» What is asked
Exactly as written, quote every line that follows, skipping the images.

Figure content listings
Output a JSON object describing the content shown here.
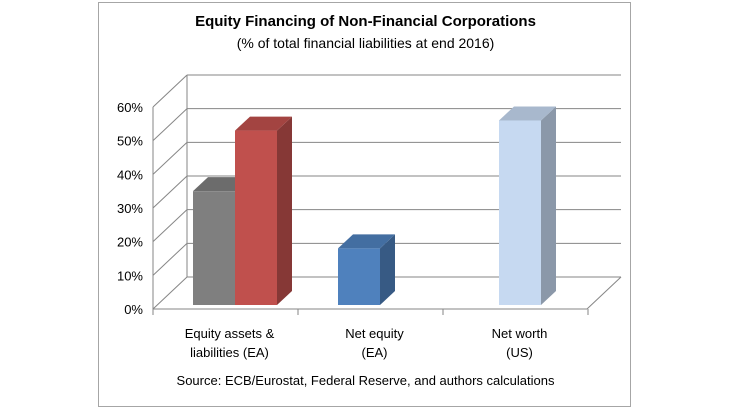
{
  "chart_data": {
    "type": "bar",
    "title": "Equity Financing of Non-Financial Corporations",
    "subtitle": "(% of total financial liabilities at end 2016)",
    "source": "Source: ECB/Eurostat, Federal Reserve, and authors calculations",
    "ylim": [
      0,
      60
    ],
    "yticks": [
      "0%",
      "10%",
      "20%",
      "30%",
      "40%",
      "50%",
      "60%"
    ],
    "grid": true,
    "categories": [
      {
        "lines": [
          "Equity assets &",
          "liabilities (EA)"
        ]
      },
      {
        "lines": [
          "Net equity",
          "(EA)"
        ]
      },
      {
        "lines": [
          "Net worth",
          "(US)"
        ]
      }
    ],
    "bars": [
      {
        "category": 0,
        "value": 35,
        "color": "#7f7f7f"
      },
      {
        "category": 0,
        "value": 53,
        "color": "#c0504d"
      },
      {
        "category": 1,
        "value": 18,
        "color": "#4f81bd"
      },
      {
        "category": 2,
        "value": 56,
        "color": "#c6d9f1"
      }
    ]
  }
}
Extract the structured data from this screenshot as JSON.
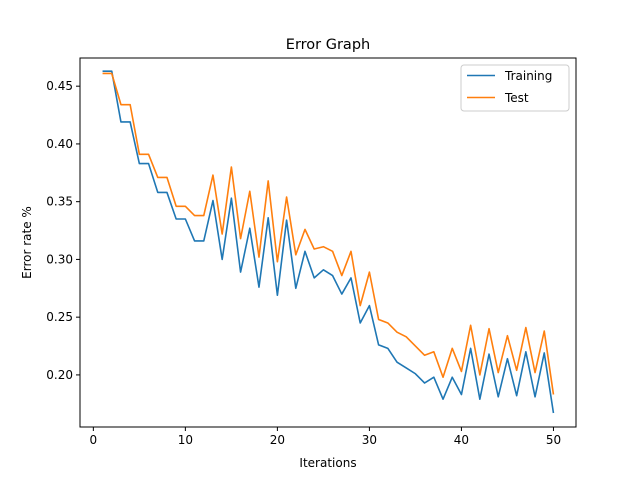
{
  "chart_data": {
    "type": "line",
    "title": "Error Graph",
    "xlabel": "Iterations",
    "ylabel": "Error rate %",
    "xlim": [
      -1.45,
      52.45
    ],
    "ylim": [
      0.1549,
      0.4744
    ],
    "xticks": [
      0,
      10,
      20,
      30,
      40,
      50
    ],
    "xtick_labels": [
      "0",
      "10",
      "20",
      "30",
      "40",
      "50"
    ],
    "yticks": [
      0.2,
      0.25,
      0.3,
      0.35,
      0.4,
      0.45
    ],
    "ytick_labels": [
      "0.20",
      "0.25",
      "0.30",
      "0.35",
      "0.40",
      "0.45"
    ],
    "grid": false,
    "legend_position": "top-right",
    "x": [
      1,
      2,
      3,
      4,
      5,
      6,
      7,
      8,
      9,
      10,
      11,
      12,
      13,
      14,
      15,
      16,
      17,
      18,
      19,
      20,
      21,
      22,
      23,
      24,
      25,
      26,
      27,
      28,
      29,
      30,
      31,
      32,
      33,
      34,
      35,
      36,
      37,
      38,
      39,
      40,
      41,
      42,
      43,
      44,
      45,
      46,
      47,
      48,
      49,
      50
    ],
    "series": [
      {
        "name": "Training",
        "color": "#1f77b4",
        "values": [
          0.463,
          0.463,
          0.419,
          0.419,
          0.383,
          0.383,
          0.358,
          0.358,
          0.335,
          0.335,
          0.316,
          0.316,
          0.351,
          0.3,
          0.353,
          0.289,
          0.327,
          0.276,
          0.336,
          0.269,
          0.334,
          0.275,
          0.307,
          0.284,
          0.291,
          0.286,
          0.27,
          0.284,
          0.245,
          0.26,
          0.226,
          0.223,
          0.211,
          0.206,
          0.201,
          0.193,
          0.198,
          0.179,
          0.198,
          0.183,
          0.223,
          0.179,
          0.218,
          0.181,
          0.214,
          0.182,
          0.22,
          0.181,
          0.219,
          0.167
        ]
      },
      {
        "name": "Test",
        "color": "#ff7f0e",
        "values": [
          0.461,
          0.461,
          0.434,
          0.434,
          0.391,
          0.391,
          0.371,
          0.371,
          0.346,
          0.346,
          0.338,
          0.338,
          0.373,
          0.322,
          0.38,
          0.318,
          0.359,
          0.302,
          0.368,
          0.298,
          0.354,
          0.304,
          0.326,
          0.309,
          0.311,
          0.307,
          0.286,
          0.307,
          0.26,
          0.289,
          0.248,
          0.245,
          0.237,
          0.233,
          0.225,
          0.217,
          0.22,
          0.198,
          0.223,
          0.203,
          0.243,
          0.2,
          0.24,
          0.202,
          0.234,
          0.204,
          0.241,
          0.202,
          0.238,
          0.183
        ]
      }
    ]
  }
}
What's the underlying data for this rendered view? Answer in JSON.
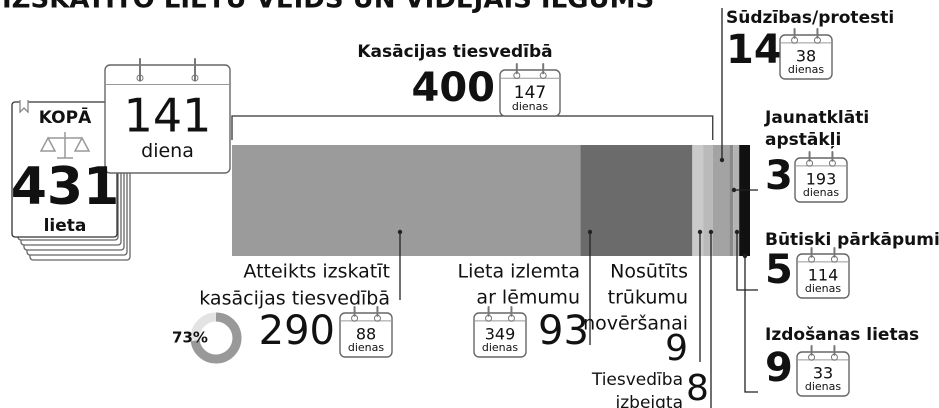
{
  "chart_data": {
    "type": "stacked-bar",
    "title": "IZSKATĪTO LIETU VEIDS UN VIDĒJAIS ILGUMS",
    "total": {
      "label": "KOPĀ",
      "value": 431,
      "unit": "lieta",
      "days": 141,
      "days_unit": "diena"
    },
    "group": {
      "name": "Kasācijas tiesvedībā",
      "value": 400,
      "days": 147
    },
    "days_unit": "dienas",
    "share": 73,
    "share_label": "73%",
    "series": [
      {
        "name": [
          "Atteikts izskatīt",
          "kasācijas tiesvedībā"
        ],
        "value": 290,
        "days": 88,
        "color": "#9b9b9b"
      },
      {
        "name": [
          "Lieta izlemta",
          "ar lēmumu"
        ],
        "value": 93,
        "days": 349,
        "color": "#6b6b6b"
      },
      {
        "name": [
          "Nosūtīts",
          "trūkumu",
          "novēršanai"
        ],
        "value": 9,
        "color": "#cacaca"
      },
      {
        "name": [
          "Tiesvedība",
          "izbeigta"
        ],
        "value": 8,
        "color": "#bababa"
      },
      {
        "name": [
          "Sūdzības/protesti"
        ],
        "value": 14,
        "days": 38,
        "color": "#a3a3a3"
      },
      {
        "name": [
          "Jaunatklāti",
          "apstākļi"
        ],
        "value": 3,
        "days": 193,
        "color": "#8a8a8a"
      },
      {
        "name": [
          "Būtiski pārkāpumi"
        ],
        "value": 5,
        "days": 114,
        "color": "#b3b3b3"
      },
      {
        "name": [
          "Izdošanas lietas"
        ],
        "value": 9,
        "days": 33,
        "color": "#111111"
      }
    ]
  }
}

» Correct answer
Output a JSON object describing the content shown here.
{
  "chart_data": {
    "type": "bar",
    "title": "Equity Financing of Non-Financial Corporations",
    "subtitle": "(% of total financial liabilities at end 2016)",
    "source": "Source: ECB/Eurostat, Federal Reserve, and authors calculations",
    "ylim": [
      0,
      60
    ],
    "yticks": [
      "0%",
      "10%",
      "20%",
      "30%",
      "40%",
      "50%",
      "60%"
    ],
    "grid": true,
    "categories": [
      {
        "lines": [
          "Equity assets &",
          "liabilities (EA)"
        ]
      },
      {
        "lines": [
          "Net equity",
          "(EA)"
        ]
      },
      {
        "lines": [
          "Net worth",
          "(US)"
        ]
      }
    ],
    "bars": [
      {
        "category": 0,
        "value": 35,
        "color": "#7f7f7f"
      },
      {
        "category": 0,
        "value": 53,
        "color": "#c0504d"
      },
      {
        "category": 1,
        "value": 18,
        "color": "#4f81bd"
      },
      {
        "category": 2,
        "value": 56,
        "color": "#c6d9f1"
      }
    ]
  }
}
Extract the structured data from this screenshot as JSON.
{
  "chart_data": {
    "type": "line",
    "title": "Error Graph",
    "xlabel": "Iterations",
    "ylabel": "Error rate %",
    "xlim": [
      -1.45,
      52.45
    ],
    "ylim": [
      0.1549,
      0.4744
    ],
    "xticks": [
      0,
      10,
      20,
      30,
      40,
      50
    ],
    "xtick_labels": [
      "0",
      "10",
      "20",
      "30",
      "40",
      "50"
    ],
    "yticks": [
      0.2,
      0.25,
      0.3,
      0.35,
      0.4,
      0.45
    ],
    "ytick_labels": [
      "0.20",
      "0.25",
      "0.30",
      "0.35",
      "0.40",
      "0.45"
    ],
    "grid": false,
    "legend_position": "top-right",
    "x": [
      1,
      2,
      3,
      4,
      5,
      6,
      7,
      8,
      9,
      10,
      11,
      12,
      13,
      14,
      15,
      16,
      17,
      18,
      19,
      20,
      21,
      22,
      23,
      24,
      25,
      26,
      27,
      28,
      29,
      30,
      31,
      32,
      33,
      34,
      35,
      36,
      37,
      38,
      39,
      40,
      41,
      42,
      43,
      44,
      45,
      46,
      47,
      48,
      49,
      50
    ],
    "series": [
      {
        "name": "Training",
        "color": "#1f77b4",
        "values": [
          0.463,
          0.463,
          0.419,
          0.419,
          0.383,
          0.383,
          0.358,
          0.358,
          0.335,
          0.335,
          0.316,
          0.316,
          0.351,
          0.3,
          0.353,
          0.289,
          0.327,
          0.276,
          0.336,
          0.269,
          0.334,
          0.275,
          0.307,
          0.284,
          0.291,
          0.286,
          0.27,
          0.284,
          0.245,
          0.26,
          0.226,
          0.223,
          0.211,
          0.206,
          0.201,
          0.193,
          0.198,
          0.179,
          0.198,
          0.183,
          0.223,
          0.179,
          0.218,
          0.181,
          0.214,
          0.182,
          0.22,
          0.181,
          0.219,
          0.167
        ]
      },
      {
        "name": "Test",
        "color": "#ff7f0e",
        "values": [
          0.461,
          0.461,
          0.434,
          0.434,
          0.391,
          0.391,
          0.371,
          0.371,
          0.346,
          0.346,
          0.338,
          0.338,
          0.373,
          0.322,
          0.38,
          0.318,
          0.359,
          0.302,
          0.368,
          0.298,
          0.354,
          0.304,
          0.326,
          0.309,
          0.311,
          0.307,
          0.286,
          0.307,
          0.26,
          0.289,
          0.248,
          0.245,
          0.237,
          0.233,
          0.225,
          0.217,
          0.22,
          0.198,
          0.223,
          0.203,
          0.243,
          0.2,
          0.24,
          0.202,
          0.234,
          0.204,
          0.241,
          0.202,
          0.238,
          0.183
        ]
      }
    ]
  }
}
What's the underlying data for this rendered view? Answer in JSON.
{
  "chart_data": {
    "type": "stacked-bar",
    "title": "IZSKATĪTO LIETU VEIDS UN VIDĒJAIS ILGUMS",
    "total": {
      "label": "KOPĀ",
      "value": 431,
      "unit": "lieta",
      "days": 141,
      "days_unit": "diena"
    },
    "group": {
      "name": "Kasācijas tiesvedībā",
      "value": 400,
      "days": 147
    },
    "days_unit": "dienas",
    "share": 73,
    "share_label": "73%",
    "series": [
      {
        "name": [
          "Atteikts izskatīt",
          "kasācijas tiesvedībā"
        ],
        "value": 290,
        "days": 88,
        "color": "#9b9b9b"
      },
      {
        "name": [
          "Lieta izlemta",
          "ar lēmumu"
        ],
        "value": 93,
        "days": 349,
        "color": "#6b6b6b"
      },
      {
        "name": [
          "Nosūtīts",
          "trūkumu",
          "novēršanai"
        ],
        "value": 9,
        "color": "#cacaca"
      },
      {
        "name": [
          "Tiesvedība",
          "izbeigta"
        ],
        "value": 8,
        "color": "#bababa"
      },
      {
        "name": [
          "Sūdzības/protesti"
        ],
        "value": 14,
        "days": 38,
        "color": "#a3a3a3"
      },
      {
        "name": [
          "Jaunatklāti",
          "apstākļi"
        ],
        "value": 3,
        "days": 193,
        "color": "#8a8a8a"
      },
      {
        "name": [
          "Būtiski pārkāpumi"
        ],
        "value": 5,
        "days": 114,
        "color": "#b3b3b3"
      },
      {
        "name": [
          "Izdošanas lietas"
        ],
        "value": 9,
        "days": 33,
        "color": "#111111"
      }
    ]
  }
}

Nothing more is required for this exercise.